## Work instructions
Look for the line containing "Convert this screenshot" and the line containing "Give me the" in the entries below. Copy those two and all lines between them exactly, leaving out pictures.

## Working data
__________

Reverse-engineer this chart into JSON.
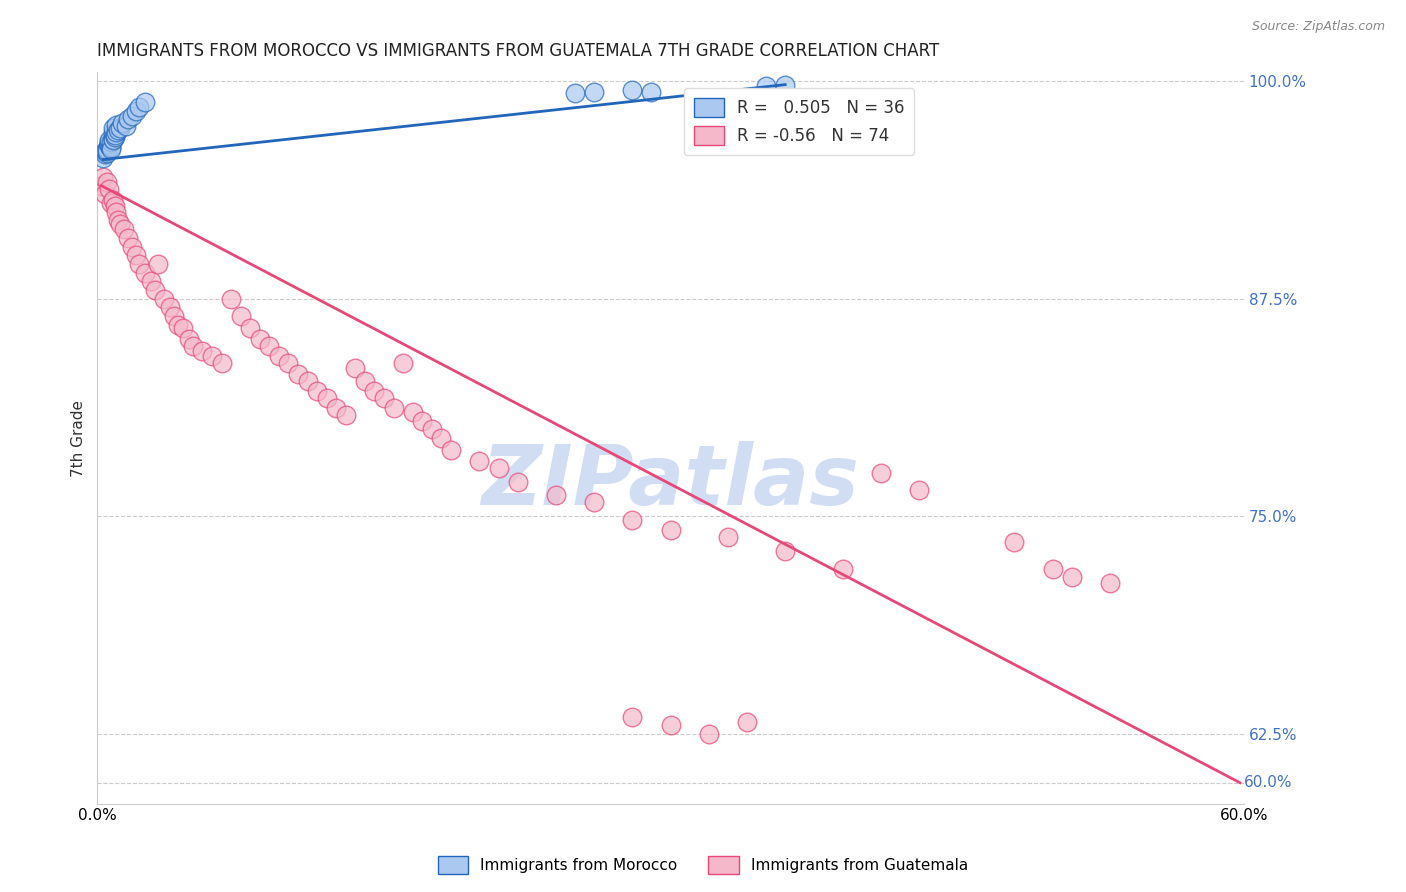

__________

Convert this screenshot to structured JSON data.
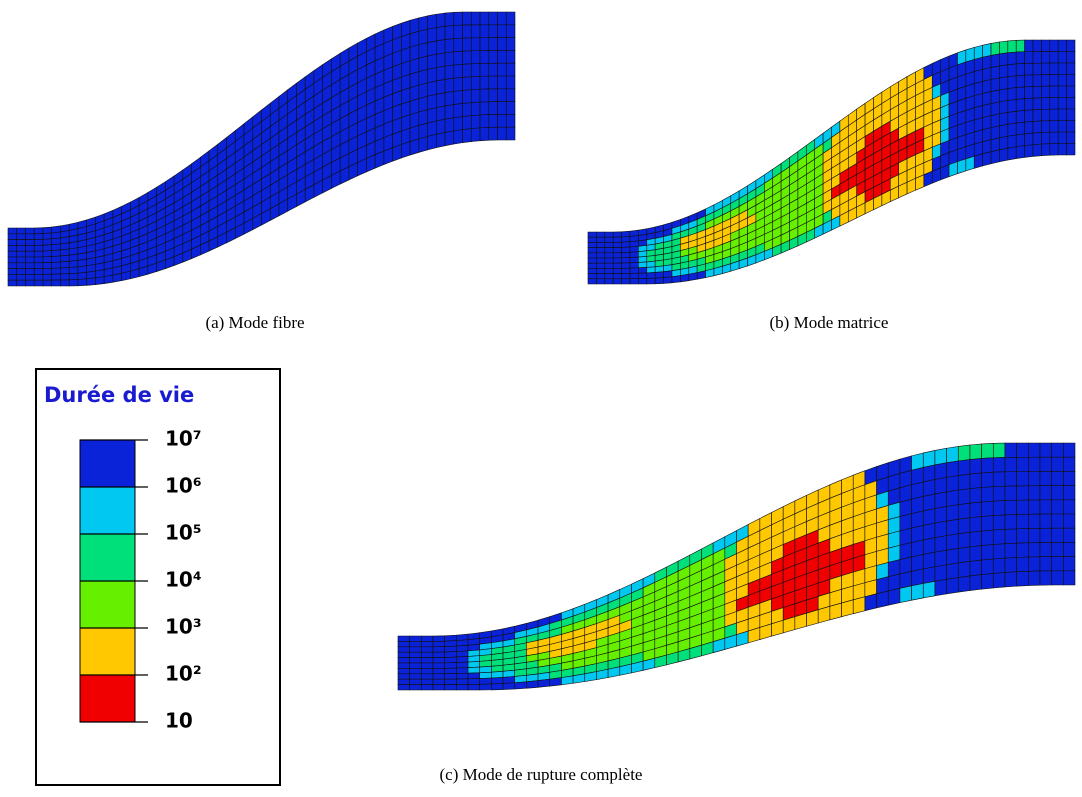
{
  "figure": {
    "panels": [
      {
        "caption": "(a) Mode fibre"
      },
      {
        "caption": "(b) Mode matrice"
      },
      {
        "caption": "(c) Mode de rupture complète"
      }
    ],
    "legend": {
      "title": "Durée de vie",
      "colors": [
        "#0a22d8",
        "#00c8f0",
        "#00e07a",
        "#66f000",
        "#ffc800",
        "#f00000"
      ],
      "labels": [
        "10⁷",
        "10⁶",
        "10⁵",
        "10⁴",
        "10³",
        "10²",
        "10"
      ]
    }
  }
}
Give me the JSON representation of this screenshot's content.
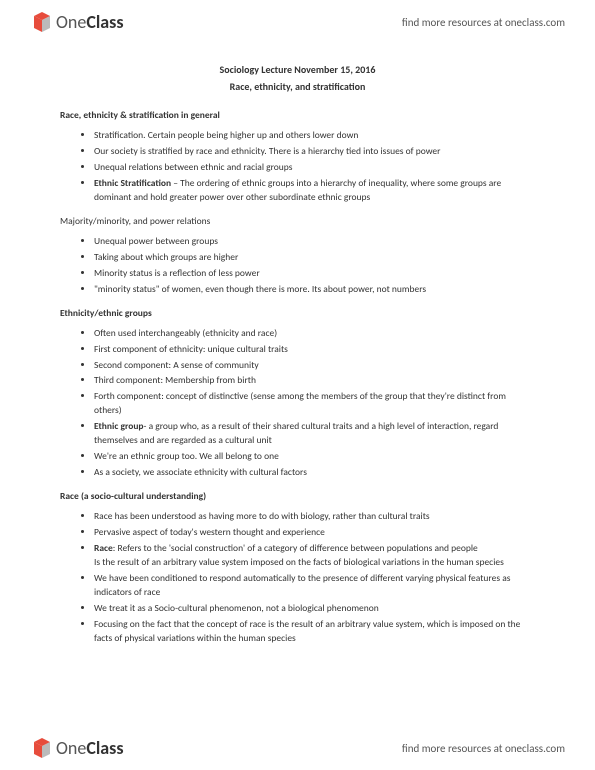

__________

## Response
Convert this screenshot to structured JSON data.
{
  "figure": {
    "panels": [
      {
        "caption": "(a) Mode fibre"
      },
      {
        "caption": "(b) Mode matrice"
      },
      {
        "caption": "(c) Mode de rupture complète"
      }
    ],
    "legend": {
      "title": "Durée de vie",
      "colors": [
        "#0a22d8",
        "#00c8f0",
        "#00e07a",
        "#66f000",
        "#ffc800",
        "#f00000"
      ],
      "labels": [
        "10⁷",
        "10⁶",
        "10⁵",
        "10⁴",
        "10³",
        "10²",
        "10"
      ]
    }
  }
}
Give me the JSON representation of this screenshot's content.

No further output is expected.